▶ [RECORDS PROVIDED]
________________________________________

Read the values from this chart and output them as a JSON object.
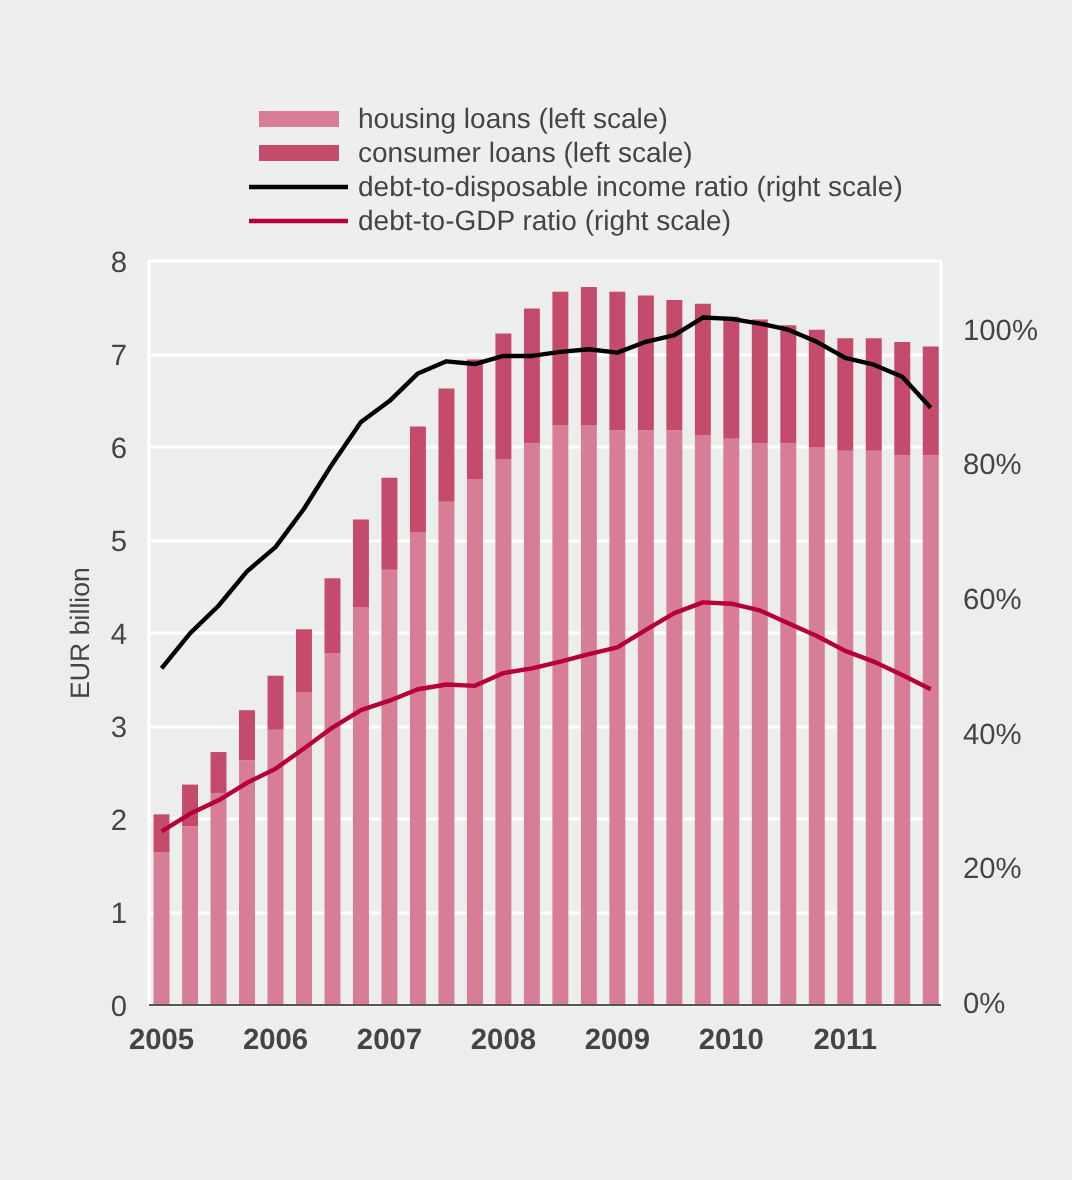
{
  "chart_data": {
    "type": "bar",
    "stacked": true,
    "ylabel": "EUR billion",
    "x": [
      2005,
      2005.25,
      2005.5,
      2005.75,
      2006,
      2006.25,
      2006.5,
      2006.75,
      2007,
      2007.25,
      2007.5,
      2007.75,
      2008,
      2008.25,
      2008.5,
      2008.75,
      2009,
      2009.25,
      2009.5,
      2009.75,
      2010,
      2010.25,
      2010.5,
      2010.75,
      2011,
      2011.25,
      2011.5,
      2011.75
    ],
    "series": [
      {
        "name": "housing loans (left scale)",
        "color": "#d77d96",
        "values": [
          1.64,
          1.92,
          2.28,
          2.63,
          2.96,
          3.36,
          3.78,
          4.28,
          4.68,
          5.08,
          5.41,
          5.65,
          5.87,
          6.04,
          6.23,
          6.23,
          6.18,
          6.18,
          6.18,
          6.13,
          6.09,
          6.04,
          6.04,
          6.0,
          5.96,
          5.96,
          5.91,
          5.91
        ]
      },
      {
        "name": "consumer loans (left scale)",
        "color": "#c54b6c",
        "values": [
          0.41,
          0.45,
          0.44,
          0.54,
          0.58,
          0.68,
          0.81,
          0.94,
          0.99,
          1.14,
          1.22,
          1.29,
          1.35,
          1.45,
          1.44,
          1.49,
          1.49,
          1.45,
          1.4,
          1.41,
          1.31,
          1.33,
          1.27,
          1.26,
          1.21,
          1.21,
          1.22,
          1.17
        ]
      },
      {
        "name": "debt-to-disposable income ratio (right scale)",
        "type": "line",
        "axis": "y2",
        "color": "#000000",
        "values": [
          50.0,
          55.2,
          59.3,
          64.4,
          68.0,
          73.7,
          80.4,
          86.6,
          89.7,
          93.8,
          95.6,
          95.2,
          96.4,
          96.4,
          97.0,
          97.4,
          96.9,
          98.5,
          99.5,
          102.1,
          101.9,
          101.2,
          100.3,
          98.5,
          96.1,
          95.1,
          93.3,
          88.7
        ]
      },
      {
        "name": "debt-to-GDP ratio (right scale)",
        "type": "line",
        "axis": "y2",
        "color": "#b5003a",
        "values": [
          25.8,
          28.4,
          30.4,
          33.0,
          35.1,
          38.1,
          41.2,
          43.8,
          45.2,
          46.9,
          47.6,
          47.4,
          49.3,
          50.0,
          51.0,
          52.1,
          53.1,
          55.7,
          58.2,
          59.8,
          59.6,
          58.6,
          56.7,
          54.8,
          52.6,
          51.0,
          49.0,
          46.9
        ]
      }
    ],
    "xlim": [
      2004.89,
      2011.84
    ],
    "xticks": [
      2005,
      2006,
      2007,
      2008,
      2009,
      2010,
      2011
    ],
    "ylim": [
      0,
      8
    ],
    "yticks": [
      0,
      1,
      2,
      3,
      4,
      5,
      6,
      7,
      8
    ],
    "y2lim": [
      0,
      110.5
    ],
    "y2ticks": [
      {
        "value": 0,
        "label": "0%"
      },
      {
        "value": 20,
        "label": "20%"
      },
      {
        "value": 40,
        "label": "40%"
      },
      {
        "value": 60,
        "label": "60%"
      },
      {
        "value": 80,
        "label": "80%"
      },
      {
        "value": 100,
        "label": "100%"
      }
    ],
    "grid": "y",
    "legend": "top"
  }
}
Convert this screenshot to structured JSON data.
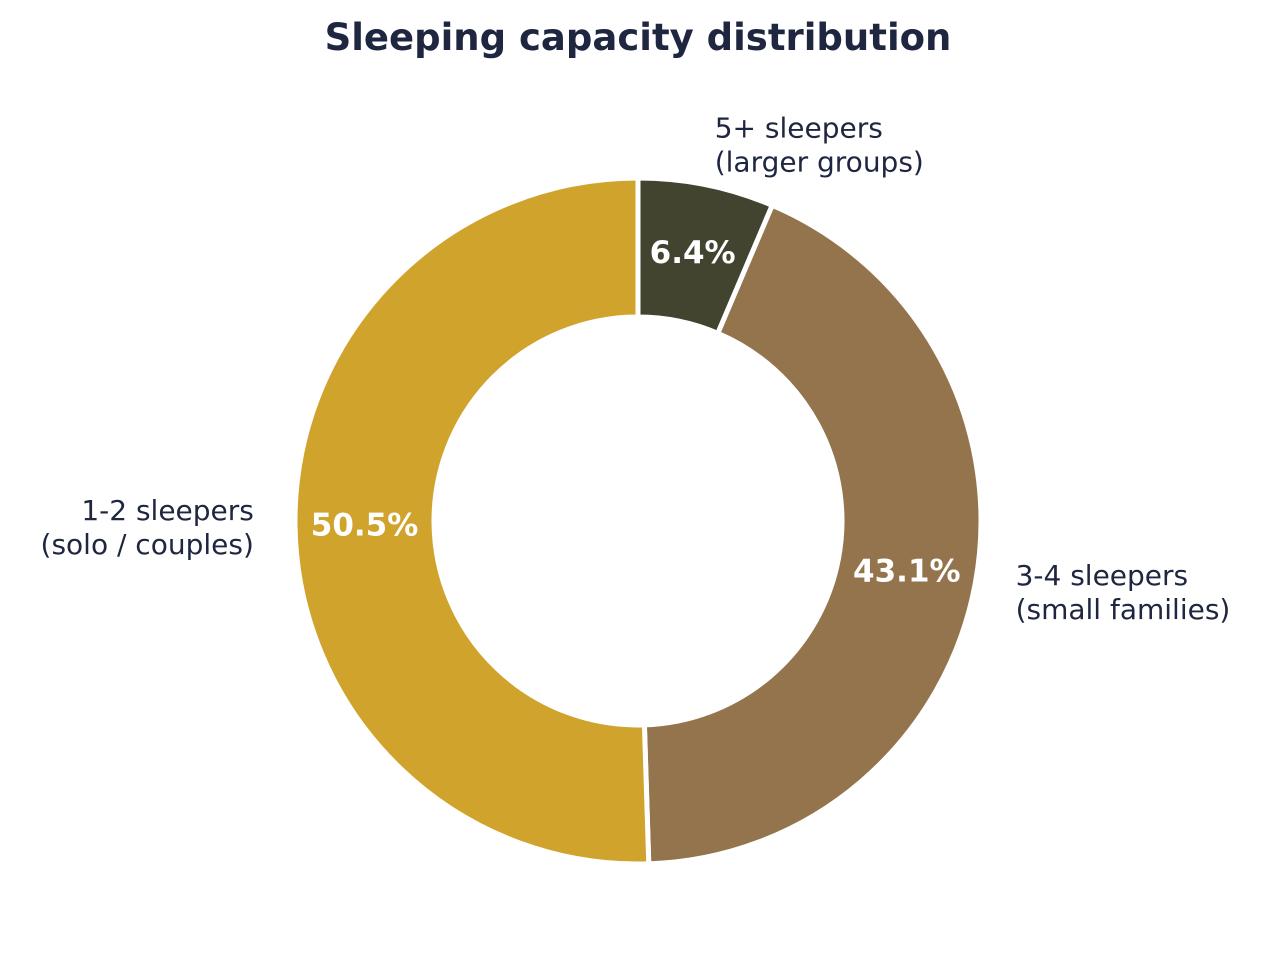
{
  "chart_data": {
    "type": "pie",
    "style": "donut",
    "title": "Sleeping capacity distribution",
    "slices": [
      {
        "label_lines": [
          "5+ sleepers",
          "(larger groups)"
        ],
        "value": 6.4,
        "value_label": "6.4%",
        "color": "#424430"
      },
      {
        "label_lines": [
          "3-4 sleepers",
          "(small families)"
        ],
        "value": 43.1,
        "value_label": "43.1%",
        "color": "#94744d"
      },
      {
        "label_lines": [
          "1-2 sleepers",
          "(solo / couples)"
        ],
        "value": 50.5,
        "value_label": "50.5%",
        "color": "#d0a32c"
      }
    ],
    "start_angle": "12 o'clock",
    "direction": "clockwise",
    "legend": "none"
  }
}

________________________________________

▶ [PROBLEM DESCRIPTION]
Repeat the material exactly as it reads, without any of its pictures.

▶ [THE RESPONSE]
Read the values from this chart and output them as a JSON object.
{
  "chart_data": {
    "type": "bar",
    "stacked": true,
    "ylabel": "EUR billion",
    "x": [
      2005,
      2005.25,
      2005.5,
      2005.75,
      2006,
      2006.25,
      2006.5,
      2006.75,
      2007,
      2007.25,
      2007.5,
      2007.75,
      2008,
      2008.25,
      2008.5,
      2008.75,
      2009,
      2009.25,
      2009.5,
      2009.75,
      2010,
      2010.25,
      2010.5,
      2010.75,
      2011,
      2011.25,
      2011.5,
      2011.75
    ],
    "series": [
      {
        "name": "housing loans (left scale)",
        "color": "#d77d96",
        "values": [
          1.64,
          1.92,
          2.28,
          2.63,
          2.96,
          3.36,
          3.78,
          4.28,
          4.68,
          5.08,
          5.41,
          5.65,
          5.87,
          6.04,
          6.23,
          6.23,
          6.18,
          6.18,
          6.18,
          6.13,
          6.09,
          6.04,
          6.04,
          6.0,
          5.96,
          5.96,
          5.91,
          5.91
        ]
      },
      {
        "name": "consumer loans (left scale)",
        "color": "#c54b6c",
        "values": [
          0.41,
          0.45,
          0.44,
          0.54,
          0.58,
          0.68,
          0.81,
          0.94,
          0.99,
          1.14,
          1.22,
          1.29,
          1.35,
          1.45,
          1.44,
          1.49,
          1.49,
          1.45,
          1.4,
          1.41,
          1.31,
          1.33,
          1.27,
          1.26,
          1.21,
          1.21,
          1.22,
          1.17
        ]
      },
      {
        "name": "debt-to-disposable income ratio (right scale)",
        "type": "line",
        "axis": "y2",
        "color": "#000000",
        "values": [
          50.0,
          55.2,
          59.3,
          64.4,
          68.0,
          73.7,
          80.4,
          86.6,
          89.7,
          93.8,
          95.6,
          95.2,
          96.4,
          96.4,
          97.0,
          97.4,
          96.9,
          98.5,
          99.5,
          102.1,
          101.9,
          101.2,
          100.3,
          98.5,
          96.1,
          95.1,
          93.3,
          88.7
        ]
      },
      {
        "name": "debt-to-GDP ratio (right scale)",
        "type": "line",
        "axis": "y2",
        "color": "#b5003a",
        "values": [
          25.8,
          28.4,
          30.4,
          33.0,
          35.1,
          38.1,
          41.2,
          43.8,
          45.2,
          46.9,
          47.6,
          47.4,
          49.3,
          50.0,
          51.0,
          52.1,
          53.1,
          55.7,
          58.2,
          59.8,
          59.6,
          58.6,
          56.7,
          54.8,
          52.6,
          51.0,
          49.0,
          46.9
        ]
      }
    ],
    "xlim": [
      2004.89,
      2011.84
    ],
    "xticks": [
      2005,
      2006,
      2007,
      2008,
      2009,
      2010,
      2011
    ],
    "ylim": [
      0,
      8
    ],
    "yticks": [
      0,
      1,
      2,
      3,
      4,
      5,
      6,
      7,
      8
    ],
    "y2lim": [
      0,
      110.5
    ],
    "y2ticks": [
      {
        "value": 0,
        "label": "0%"
      },
      {
        "value": 20,
        "label": "20%"
      },
      {
        "value": 40,
        "label": "40%"
      },
      {
        "value": 60,
        "label": "60%"
      },
      {
        "value": 80,
        "label": "80%"
      },
      {
        "value": 100,
        "label": "100%"
      }
    ],
    "grid": "y",
    "legend": "top"
  }
}
Convert this screenshot to structured JSON data.
{
  "chart_data": {
    "type": "pie",
    "style": "donut",
    "title": "Sleeping capacity distribution",
    "slices": [
      {
        "label_lines": [
          "5+ sleepers",
          "(larger groups)"
        ],
        "value": 6.4,
        "value_label": "6.4%",
        "color": "#424430"
      },
      {
        "label_lines": [
          "3-4 sleepers",
          "(small families)"
        ],
        "value": 43.1,
        "value_label": "43.1%",
        "color": "#94744d"
      },
      {
        "label_lines": [
          "1-2 sleepers",
          "(solo / couples)"
        ],
        "value": 50.5,
        "value_label": "50.5%",
        "color": "#d0a32c"
      }
    ],
    "start_angle": "12 o'clock",
    "direction": "clockwise",
    "legend": "none"
  }
}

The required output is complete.